Instructions to follow: For each line of the data below that holds "xlabel", copy the line.
════════════════
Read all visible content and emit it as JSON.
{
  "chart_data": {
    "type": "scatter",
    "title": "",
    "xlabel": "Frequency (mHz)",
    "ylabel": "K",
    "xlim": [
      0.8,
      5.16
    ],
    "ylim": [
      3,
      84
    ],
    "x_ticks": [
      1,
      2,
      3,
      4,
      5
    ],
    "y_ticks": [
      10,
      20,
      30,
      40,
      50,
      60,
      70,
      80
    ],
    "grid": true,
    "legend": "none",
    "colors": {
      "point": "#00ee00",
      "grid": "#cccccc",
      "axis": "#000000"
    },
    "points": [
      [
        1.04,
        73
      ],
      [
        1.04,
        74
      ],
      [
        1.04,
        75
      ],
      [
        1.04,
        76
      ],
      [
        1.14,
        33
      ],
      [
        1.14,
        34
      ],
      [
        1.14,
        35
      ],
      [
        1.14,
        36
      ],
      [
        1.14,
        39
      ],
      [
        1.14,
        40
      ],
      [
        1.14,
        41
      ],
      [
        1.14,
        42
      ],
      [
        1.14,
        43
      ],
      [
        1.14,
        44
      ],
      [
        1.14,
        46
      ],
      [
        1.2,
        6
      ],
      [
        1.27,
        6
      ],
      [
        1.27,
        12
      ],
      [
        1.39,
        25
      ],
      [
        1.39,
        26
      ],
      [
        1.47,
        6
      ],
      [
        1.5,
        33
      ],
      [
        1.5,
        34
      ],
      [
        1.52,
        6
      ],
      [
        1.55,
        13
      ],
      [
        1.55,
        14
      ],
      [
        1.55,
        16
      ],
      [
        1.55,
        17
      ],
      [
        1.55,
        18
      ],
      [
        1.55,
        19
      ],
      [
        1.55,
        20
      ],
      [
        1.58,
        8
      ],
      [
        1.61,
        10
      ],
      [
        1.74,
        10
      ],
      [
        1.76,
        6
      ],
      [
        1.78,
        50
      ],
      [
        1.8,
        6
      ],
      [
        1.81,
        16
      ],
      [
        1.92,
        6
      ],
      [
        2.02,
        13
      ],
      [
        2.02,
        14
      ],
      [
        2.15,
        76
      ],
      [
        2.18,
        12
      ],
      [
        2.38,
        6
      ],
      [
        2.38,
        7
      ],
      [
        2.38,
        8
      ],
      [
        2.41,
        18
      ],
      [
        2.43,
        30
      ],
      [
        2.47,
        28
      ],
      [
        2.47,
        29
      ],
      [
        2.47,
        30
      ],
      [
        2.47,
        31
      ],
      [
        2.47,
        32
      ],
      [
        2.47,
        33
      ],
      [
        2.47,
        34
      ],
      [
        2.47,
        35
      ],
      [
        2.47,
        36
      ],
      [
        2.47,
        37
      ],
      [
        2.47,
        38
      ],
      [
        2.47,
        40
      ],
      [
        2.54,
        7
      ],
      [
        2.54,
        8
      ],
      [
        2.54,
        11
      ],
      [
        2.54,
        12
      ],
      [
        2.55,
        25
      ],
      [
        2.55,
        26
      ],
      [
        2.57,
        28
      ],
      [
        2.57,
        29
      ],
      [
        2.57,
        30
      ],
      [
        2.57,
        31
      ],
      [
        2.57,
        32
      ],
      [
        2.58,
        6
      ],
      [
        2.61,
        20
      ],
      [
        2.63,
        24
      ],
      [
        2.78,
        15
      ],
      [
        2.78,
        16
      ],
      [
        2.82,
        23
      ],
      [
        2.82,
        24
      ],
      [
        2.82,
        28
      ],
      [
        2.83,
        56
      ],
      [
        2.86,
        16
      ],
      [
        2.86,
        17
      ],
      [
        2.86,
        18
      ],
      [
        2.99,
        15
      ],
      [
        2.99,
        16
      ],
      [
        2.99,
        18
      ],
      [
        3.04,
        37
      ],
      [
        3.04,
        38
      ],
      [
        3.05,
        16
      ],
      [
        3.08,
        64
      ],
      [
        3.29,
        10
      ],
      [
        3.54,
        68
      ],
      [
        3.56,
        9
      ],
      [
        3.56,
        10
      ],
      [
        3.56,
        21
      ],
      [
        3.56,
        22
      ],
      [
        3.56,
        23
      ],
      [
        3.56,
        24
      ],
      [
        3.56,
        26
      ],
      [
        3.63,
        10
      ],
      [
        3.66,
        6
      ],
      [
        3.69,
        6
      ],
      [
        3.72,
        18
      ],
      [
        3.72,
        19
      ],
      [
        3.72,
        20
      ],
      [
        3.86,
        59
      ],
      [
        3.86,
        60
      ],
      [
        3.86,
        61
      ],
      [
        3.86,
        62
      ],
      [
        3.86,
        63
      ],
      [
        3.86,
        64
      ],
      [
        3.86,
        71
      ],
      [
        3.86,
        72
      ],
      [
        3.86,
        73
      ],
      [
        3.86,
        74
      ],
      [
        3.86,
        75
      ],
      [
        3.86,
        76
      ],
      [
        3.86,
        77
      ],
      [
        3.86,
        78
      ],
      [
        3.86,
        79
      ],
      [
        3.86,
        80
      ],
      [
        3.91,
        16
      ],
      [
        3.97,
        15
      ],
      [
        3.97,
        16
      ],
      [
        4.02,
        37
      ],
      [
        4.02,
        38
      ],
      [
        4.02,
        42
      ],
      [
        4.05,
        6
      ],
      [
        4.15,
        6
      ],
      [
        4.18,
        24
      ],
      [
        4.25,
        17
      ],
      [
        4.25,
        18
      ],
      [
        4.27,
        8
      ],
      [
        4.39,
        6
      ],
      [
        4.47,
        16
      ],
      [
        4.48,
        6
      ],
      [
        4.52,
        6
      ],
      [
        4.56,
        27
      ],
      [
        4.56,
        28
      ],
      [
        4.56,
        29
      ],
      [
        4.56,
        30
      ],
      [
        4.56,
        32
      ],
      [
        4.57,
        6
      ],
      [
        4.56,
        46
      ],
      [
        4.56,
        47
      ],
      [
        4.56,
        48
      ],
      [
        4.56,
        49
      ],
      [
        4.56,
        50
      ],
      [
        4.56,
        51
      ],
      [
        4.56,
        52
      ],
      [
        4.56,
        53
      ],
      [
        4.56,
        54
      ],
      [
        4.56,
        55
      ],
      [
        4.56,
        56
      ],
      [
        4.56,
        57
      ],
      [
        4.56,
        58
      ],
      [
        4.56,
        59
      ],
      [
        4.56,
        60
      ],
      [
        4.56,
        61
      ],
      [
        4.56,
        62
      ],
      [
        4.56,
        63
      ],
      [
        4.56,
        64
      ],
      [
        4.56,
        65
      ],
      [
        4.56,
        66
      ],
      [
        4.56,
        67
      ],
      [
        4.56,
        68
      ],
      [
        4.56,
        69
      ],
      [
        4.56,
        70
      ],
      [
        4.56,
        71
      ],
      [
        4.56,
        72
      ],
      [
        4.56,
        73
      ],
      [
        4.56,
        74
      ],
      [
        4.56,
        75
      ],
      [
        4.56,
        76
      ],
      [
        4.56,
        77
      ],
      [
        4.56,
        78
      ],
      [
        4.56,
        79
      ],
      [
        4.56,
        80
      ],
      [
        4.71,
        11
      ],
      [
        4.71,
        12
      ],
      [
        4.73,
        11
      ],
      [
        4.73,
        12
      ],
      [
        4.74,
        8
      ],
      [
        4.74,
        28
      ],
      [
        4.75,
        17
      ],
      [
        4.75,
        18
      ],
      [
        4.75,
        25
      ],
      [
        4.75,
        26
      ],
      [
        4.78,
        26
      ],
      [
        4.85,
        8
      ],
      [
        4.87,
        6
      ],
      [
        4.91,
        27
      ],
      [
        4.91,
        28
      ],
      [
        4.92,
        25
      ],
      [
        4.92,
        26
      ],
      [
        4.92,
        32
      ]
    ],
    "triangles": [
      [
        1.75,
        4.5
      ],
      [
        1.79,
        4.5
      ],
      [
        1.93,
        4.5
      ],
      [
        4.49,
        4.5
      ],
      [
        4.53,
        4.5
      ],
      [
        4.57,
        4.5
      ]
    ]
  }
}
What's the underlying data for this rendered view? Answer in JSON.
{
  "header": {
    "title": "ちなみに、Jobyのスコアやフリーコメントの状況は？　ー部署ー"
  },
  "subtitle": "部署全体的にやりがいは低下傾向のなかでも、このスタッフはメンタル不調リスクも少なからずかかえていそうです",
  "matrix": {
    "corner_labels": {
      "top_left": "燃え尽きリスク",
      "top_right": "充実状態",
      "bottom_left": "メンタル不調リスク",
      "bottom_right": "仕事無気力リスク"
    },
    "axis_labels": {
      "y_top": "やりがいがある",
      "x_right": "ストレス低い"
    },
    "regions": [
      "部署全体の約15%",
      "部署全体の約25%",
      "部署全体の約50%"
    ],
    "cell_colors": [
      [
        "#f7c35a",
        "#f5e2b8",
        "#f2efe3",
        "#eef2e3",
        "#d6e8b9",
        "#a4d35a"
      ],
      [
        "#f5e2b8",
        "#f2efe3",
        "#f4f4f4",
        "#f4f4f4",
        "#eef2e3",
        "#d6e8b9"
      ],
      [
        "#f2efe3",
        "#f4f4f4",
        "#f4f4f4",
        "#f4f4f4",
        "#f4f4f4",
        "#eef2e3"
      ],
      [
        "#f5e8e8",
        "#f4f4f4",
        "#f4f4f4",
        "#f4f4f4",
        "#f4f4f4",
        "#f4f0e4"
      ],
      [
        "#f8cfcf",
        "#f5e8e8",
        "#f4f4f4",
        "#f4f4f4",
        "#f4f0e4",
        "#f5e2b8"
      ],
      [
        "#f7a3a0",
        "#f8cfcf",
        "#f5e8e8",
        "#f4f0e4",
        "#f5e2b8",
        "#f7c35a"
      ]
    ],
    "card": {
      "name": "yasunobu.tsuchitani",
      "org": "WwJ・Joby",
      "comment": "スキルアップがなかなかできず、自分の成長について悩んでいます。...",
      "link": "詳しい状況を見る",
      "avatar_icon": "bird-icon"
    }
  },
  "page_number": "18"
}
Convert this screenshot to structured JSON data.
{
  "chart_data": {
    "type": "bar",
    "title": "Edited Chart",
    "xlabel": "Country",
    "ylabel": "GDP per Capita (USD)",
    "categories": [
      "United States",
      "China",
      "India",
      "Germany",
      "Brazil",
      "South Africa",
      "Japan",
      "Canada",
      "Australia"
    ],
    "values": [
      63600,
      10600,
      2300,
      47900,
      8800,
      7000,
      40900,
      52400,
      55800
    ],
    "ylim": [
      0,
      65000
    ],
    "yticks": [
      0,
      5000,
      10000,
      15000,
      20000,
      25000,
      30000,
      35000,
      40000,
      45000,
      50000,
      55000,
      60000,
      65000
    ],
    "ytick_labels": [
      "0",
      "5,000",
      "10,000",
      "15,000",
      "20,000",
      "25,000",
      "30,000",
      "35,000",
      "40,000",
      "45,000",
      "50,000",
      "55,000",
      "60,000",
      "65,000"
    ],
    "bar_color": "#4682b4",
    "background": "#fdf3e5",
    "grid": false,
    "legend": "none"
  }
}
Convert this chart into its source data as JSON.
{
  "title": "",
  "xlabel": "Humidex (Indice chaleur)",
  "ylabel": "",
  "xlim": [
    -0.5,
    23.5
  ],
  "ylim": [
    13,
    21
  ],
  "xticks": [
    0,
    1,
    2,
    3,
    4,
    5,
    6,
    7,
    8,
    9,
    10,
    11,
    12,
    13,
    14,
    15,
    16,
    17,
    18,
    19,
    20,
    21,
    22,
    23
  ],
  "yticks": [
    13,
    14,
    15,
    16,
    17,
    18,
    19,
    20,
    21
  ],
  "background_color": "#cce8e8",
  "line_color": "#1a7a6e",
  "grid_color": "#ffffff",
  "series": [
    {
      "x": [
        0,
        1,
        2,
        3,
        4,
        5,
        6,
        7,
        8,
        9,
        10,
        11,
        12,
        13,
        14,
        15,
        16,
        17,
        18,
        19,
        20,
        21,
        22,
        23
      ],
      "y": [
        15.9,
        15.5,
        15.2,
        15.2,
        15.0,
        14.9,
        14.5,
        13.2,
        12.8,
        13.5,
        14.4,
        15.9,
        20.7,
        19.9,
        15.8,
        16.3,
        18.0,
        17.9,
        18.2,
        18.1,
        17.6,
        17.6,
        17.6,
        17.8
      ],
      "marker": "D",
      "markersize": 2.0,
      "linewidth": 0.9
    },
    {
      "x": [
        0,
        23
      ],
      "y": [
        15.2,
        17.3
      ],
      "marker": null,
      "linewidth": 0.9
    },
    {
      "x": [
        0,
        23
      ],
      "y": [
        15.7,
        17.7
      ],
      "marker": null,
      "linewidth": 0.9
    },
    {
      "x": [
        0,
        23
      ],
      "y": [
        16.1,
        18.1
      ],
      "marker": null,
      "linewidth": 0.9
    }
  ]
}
════════════════
Response:
    "xlabel": "Frequency (mHz)",
    "xlabel": "Country",
  "xlabel": "Humidex (Indice chaleur)",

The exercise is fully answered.